TASK REQUIREMENTS -> Restate the data below word for word. Skip any images it contains.

Items listed in a dataset:
•••••

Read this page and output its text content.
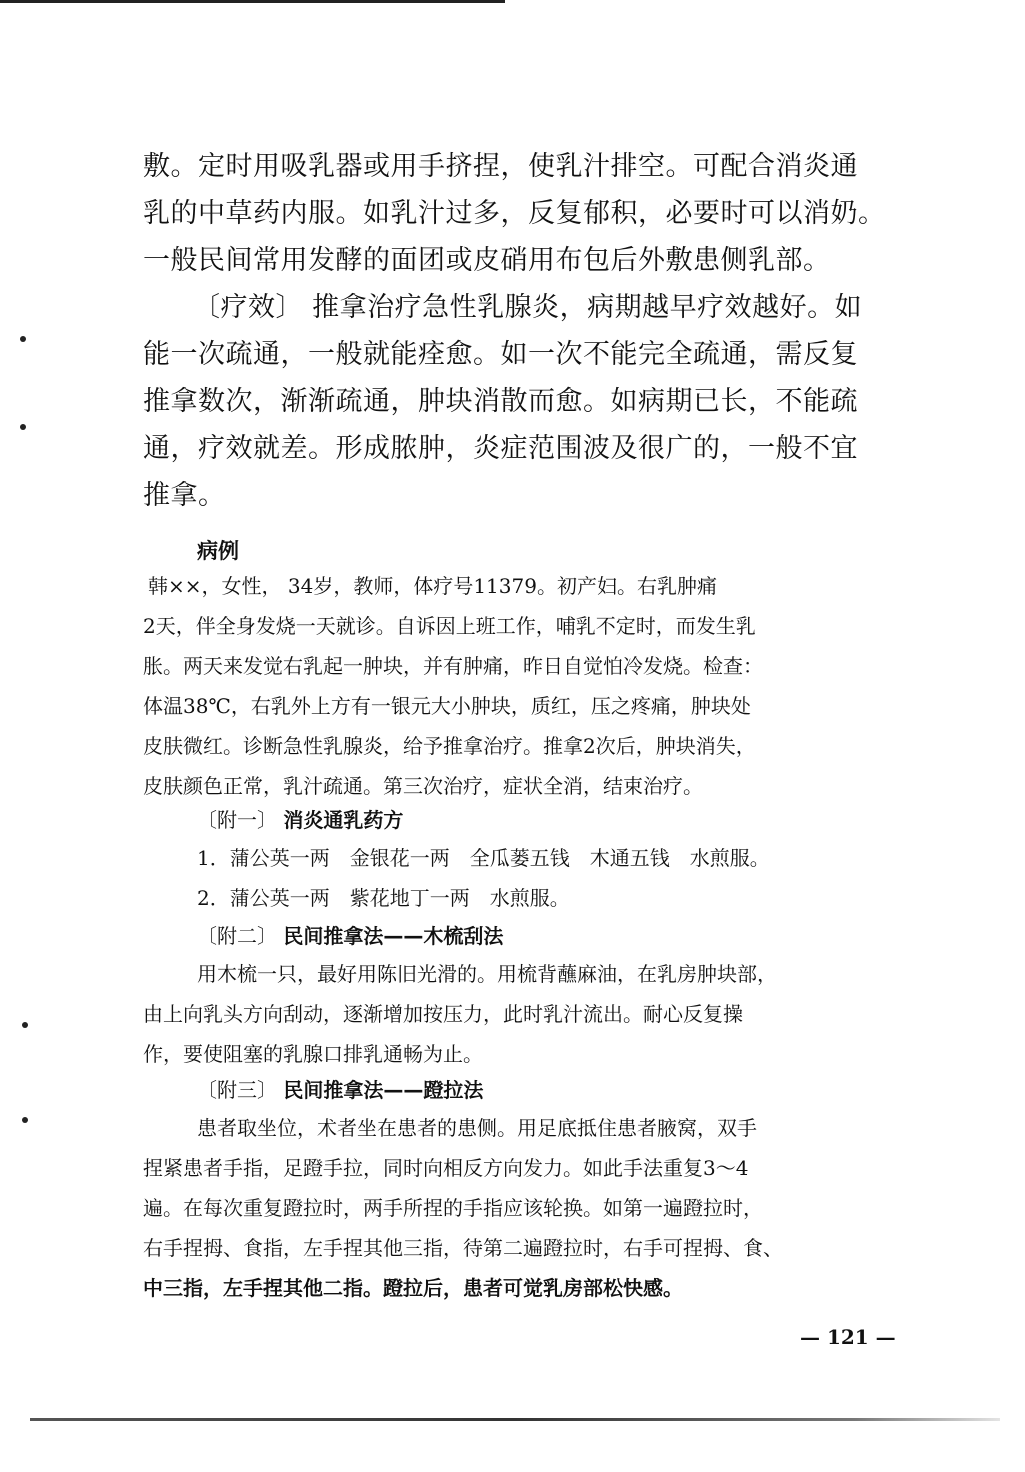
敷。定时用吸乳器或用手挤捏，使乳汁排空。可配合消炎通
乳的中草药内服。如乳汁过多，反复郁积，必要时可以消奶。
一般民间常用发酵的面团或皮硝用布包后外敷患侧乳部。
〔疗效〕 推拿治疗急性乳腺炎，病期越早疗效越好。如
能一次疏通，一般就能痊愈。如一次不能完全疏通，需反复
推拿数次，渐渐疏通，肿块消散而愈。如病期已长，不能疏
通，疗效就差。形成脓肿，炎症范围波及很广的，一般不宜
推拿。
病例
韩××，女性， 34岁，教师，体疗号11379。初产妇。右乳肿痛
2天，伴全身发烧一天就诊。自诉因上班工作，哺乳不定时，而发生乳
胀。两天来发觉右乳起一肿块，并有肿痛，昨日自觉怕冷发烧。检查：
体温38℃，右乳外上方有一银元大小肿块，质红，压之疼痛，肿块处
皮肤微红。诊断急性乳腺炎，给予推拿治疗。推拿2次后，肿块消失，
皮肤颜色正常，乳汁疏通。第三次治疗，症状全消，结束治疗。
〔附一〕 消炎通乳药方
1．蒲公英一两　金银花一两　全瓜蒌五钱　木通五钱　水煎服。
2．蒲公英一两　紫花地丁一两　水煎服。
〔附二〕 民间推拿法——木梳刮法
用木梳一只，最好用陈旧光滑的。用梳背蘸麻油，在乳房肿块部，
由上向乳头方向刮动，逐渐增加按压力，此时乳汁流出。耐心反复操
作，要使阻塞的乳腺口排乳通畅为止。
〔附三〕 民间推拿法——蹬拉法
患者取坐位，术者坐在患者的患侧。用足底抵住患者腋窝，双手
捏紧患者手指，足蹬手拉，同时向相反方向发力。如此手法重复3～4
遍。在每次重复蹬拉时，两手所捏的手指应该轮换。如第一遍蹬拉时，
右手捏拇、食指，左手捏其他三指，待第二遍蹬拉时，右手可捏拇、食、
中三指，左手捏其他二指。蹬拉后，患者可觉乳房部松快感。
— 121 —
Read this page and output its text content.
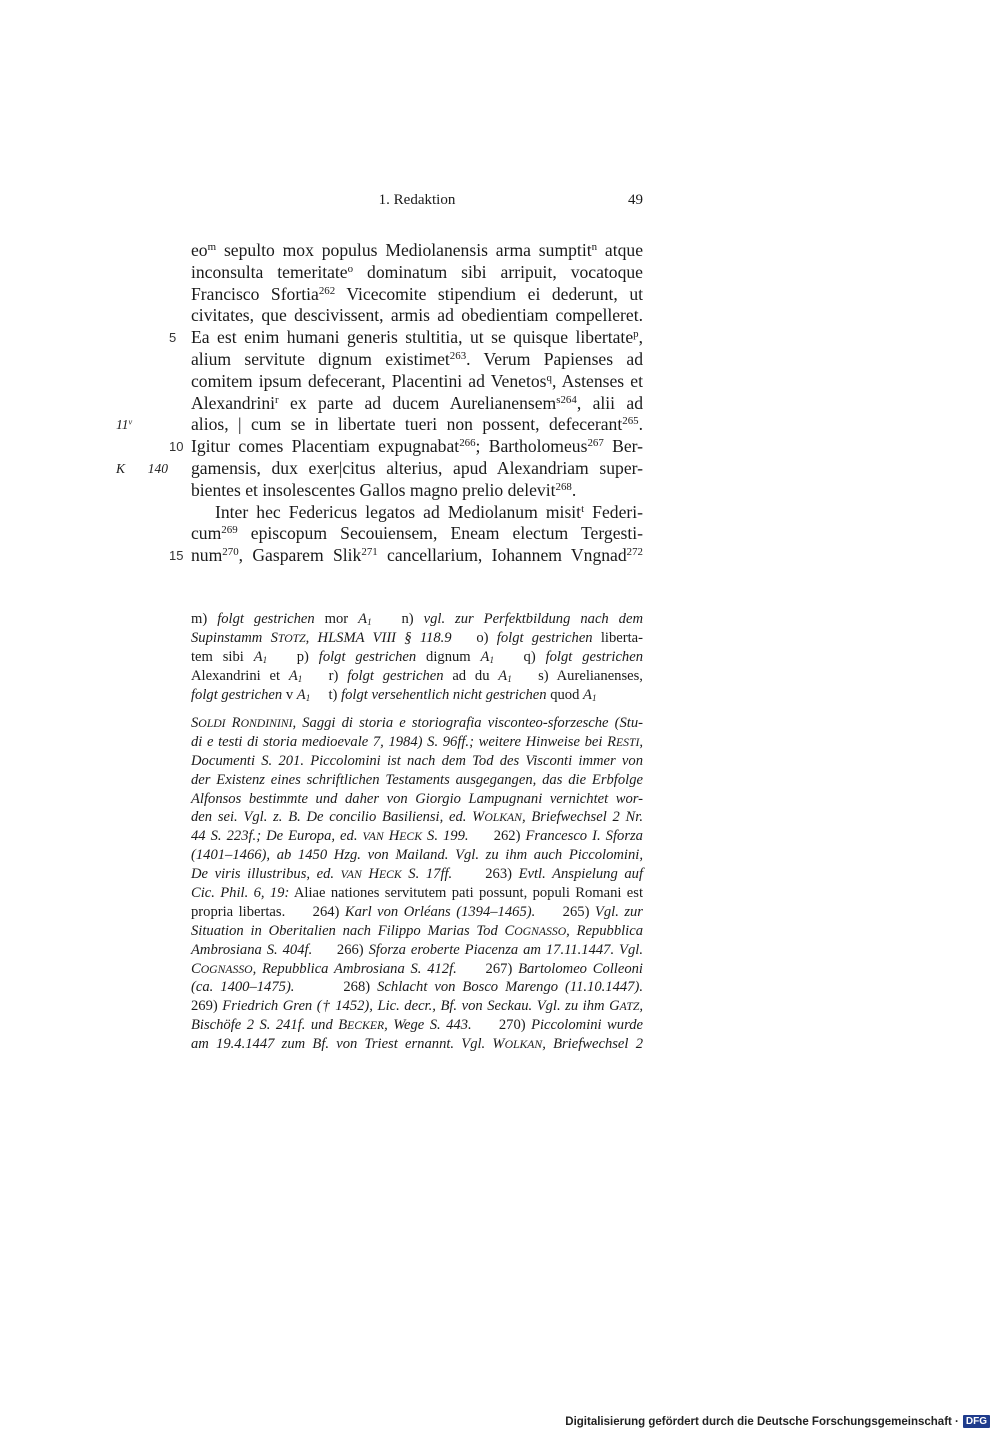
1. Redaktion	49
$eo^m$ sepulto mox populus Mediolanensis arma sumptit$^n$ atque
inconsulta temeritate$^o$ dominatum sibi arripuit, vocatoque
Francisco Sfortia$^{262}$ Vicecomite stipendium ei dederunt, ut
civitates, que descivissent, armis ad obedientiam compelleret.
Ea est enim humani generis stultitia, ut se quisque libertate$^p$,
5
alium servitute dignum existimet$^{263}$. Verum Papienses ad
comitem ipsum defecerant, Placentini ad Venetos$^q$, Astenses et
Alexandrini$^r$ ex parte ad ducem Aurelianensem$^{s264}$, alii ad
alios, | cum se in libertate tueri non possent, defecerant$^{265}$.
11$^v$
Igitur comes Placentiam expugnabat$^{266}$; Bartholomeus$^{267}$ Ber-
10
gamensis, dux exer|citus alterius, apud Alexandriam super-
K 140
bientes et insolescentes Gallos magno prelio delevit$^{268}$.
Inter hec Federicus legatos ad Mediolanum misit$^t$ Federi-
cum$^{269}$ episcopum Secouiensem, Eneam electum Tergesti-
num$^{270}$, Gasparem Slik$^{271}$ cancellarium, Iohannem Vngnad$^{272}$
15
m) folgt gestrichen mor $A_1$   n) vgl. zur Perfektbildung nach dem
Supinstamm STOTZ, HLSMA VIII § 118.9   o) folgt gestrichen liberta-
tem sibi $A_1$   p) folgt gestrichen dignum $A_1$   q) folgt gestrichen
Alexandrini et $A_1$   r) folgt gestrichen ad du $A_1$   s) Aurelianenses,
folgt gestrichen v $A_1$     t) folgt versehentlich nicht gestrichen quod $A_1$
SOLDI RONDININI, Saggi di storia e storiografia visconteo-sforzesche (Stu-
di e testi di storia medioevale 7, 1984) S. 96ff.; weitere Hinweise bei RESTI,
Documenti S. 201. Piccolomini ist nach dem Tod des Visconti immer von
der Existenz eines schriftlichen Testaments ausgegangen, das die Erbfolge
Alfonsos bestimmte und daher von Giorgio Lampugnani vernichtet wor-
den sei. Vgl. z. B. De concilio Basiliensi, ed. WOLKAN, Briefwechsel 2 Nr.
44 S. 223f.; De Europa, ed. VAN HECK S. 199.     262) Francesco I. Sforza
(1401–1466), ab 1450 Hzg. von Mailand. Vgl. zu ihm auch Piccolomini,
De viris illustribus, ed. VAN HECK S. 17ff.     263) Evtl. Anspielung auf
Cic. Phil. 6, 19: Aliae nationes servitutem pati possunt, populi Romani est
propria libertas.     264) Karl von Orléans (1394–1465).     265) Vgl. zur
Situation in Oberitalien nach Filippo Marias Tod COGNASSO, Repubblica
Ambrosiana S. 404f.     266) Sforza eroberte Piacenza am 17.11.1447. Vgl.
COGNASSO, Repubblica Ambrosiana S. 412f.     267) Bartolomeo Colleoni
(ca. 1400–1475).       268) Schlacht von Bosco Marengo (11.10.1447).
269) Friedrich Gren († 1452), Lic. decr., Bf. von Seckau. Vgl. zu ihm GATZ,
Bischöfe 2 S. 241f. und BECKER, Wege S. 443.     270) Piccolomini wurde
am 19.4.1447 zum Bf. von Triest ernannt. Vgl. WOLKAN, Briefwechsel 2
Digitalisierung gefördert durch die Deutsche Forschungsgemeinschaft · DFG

•••••

ANSWER TO THIS PROBLEM ->
Read this page and output its text content.
敷。定时用吸乳器或用手挤捏，使乳汁排空。可配合消炎通
乳的中草药内服。如乳汁过多，反复郁积，必要时可以消奶。
一般民间常用发酵的面团或皮硝用布包后外敷患侧乳部。
〔疗效〕 推拿治疗急性乳腺炎，病期越早疗效越好。如
能一次疏通，一般就能痊愈。如一次不能完全疏通，需反复
推拿数次，渐渐疏通，肿块消散而愈。如病期已长，不能疏
通，疗效就差。形成脓肿，炎症范围波及很广的，一般不宜
推拿。
病例
韩××，女性， 34岁，教师，体疗号11379。初产妇。右乳肿痛
2天，伴全身发烧一天就诊。自诉因上班工作，哺乳不定时，而发生乳
胀。两天来发觉右乳起一肿块，并有肿痛，昨日自觉怕冷发烧。检查：
体温38℃，右乳外上方有一银元大小肿块，质红，压之疼痛，肿块处
皮肤微红。诊断急性乳腺炎，给予推拿治疗。推拿2次后，肿块消失，
皮肤颜色正常，乳汁疏通。第三次治疗，症状全消，结束治疗。
〔附一〕 消炎通乳药方
1．蒲公英一两　金银花一两　全瓜蒌五钱　木通五钱　水煎服。
2．蒲公英一两　紫花地丁一两　水煎服。
〔附二〕 民间推拿法——木梳刮法
用木梳一只，最好用陈旧光滑的。用梳背蘸麻油，在乳房肿块部，
由上向乳头方向刮动，逐渐增加按压力，此时乳汁流出。耐心反复操
作，要使阻塞的乳腺口排乳通畅为止。
〔附三〕 民间推拿法——蹬拉法
患者取坐位，术者坐在患者的患侧。用足底抵住患者腋窝，双手
捏紧患者手指，足蹬手拉，同时向相反方向发力。如此手法重复3～4
遍。在每次重复蹬拉时，两手所捏的手指应该轮换。如第一遍蹬拉时，
右手捏拇、食指，左手捏其他三指，待第二遍蹬拉时，右手可捏拇、食、
中三指，左手捏其他二指。蹬拉后，患者可觉乳房部松快感。
— 121 —
Read this page and output its text content.
1. Redaktion	49
$eo^m$ sepulto mox populus Mediolanensis arma sumptit$^n$ atque
inconsulta temeritate$^o$ dominatum sibi arripuit, vocatoque
Francisco Sfortia$^{262}$ Vicecomite stipendium ei dederunt, ut
civitates, que descivissent, armis ad obedientiam compelleret.
Ea est enim humani generis stultitia, ut se quisque libertate$^p$,
5
alium servitute dignum existimet$^{263}$. Verum Papienses ad
comitem ipsum defecerant, Placentini ad Venetos$^q$, Astenses et
Alexandrini$^r$ ex parte ad ducem Aurelianensem$^{s264}$, alii ad
alios, | cum se in libertate tueri non possent, defecerant$^{265}$.
11$^v$
Igitur comes Placentiam expugnabat$^{266}$; Bartholomeus$^{267}$ Ber-
10
gamensis, dux exer|citus alterius, apud Alexandriam super-
K 140
bientes et insolescentes Gallos magno prelio delevit$^{268}$.
Inter hec Federicus legatos ad Mediolanum misit$^t$ Federi-
cum$^{269}$ episcopum Secouiensem, Eneam electum Tergesti-
num$^{270}$, Gasparem Slik$^{271}$ cancellarium, Iohannem Vngnad$^{272}$
15
m) folgt gestrichen mor $A_1$   n) vgl. zur Perfektbildung nach dem
Supinstamm STOTZ, HLSMA VIII § 118.9   o) folgt gestrichen liberta-
tem sibi $A_1$   p) folgt gestrichen dignum $A_1$   q) folgt gestrichen
Alexandrini et $A_1$   r) folgt gestrichen ad du $A_1$   s) Aurelianenses,
folgt gestrichen v $A_1$     t) folgt versehentlich nicht gestrichen quod $A_1$
SOLDI RONDININI, Saggi di storia e storiografia visconteo-sforzesche (Stu-
di e testi di storia medioevale 7, 1984) S. 96ff.; weitere Hinweise bei RESTI,
Documenti S. 201. Piccolomini ist nach dem Tod des Visconti immer von
der Existenz eines schriftlichen Testaments ausgegangen, das die Erbfolge
Alfonsos bestimmte und daher von Giorgio Lampugnani vernichtet wor-
den sei. Vgl. z. B. De concilio Basiliensi, ed. WOLKAN, Briefwechsel 2 Nr.
44 S. 223f.; De Europa, ed. VAN HECK S. 199.     262) Francesco I. Sforza
(1401–1466), ab 1450 Hzg. von Mailand. Vgl. zu ihm auch Piccolomini,
De viris illustribus, ed. VAN HECK S. 17ff.     263) Evtl. Anspielung auf
Cic. Phil. 6, 19: Aliae nationes servitutem pati possunt, populi Romani est
propria libertas.     264) Karl von Orléans (1394–1465).     265) Vgl. zur
Situation in Oberitalien nach Filippo Marias Tod COGNASSO, Repubblica
Ambrosiana S. 404f.     266) Sforza eroberte Piacenza am 17.11.1447. Vgl.
COGNASSO, Repubblica Ambrosiana S. 412f.     267) Bartolomeo Colleoni
(ca. 1400–1475).       268) Schlacht von Bosco Marengo (11.10.1447).
269) Friedrich Gren († 1452), Lic. decr., Bf. von Seckau. Vgl. zu ihm GATZ,
Bischöfe 2 S. 241f. und BECKER, Wege S. 443.     270) Piccolomini wurde
am 19.4.1447 zum Bf. von Triest ernannt. Vgl. WOLKAN, Briefwechsel 2
Digitalisierung gefördert durch die Deutsche Forschungsgemeinschaft · DFG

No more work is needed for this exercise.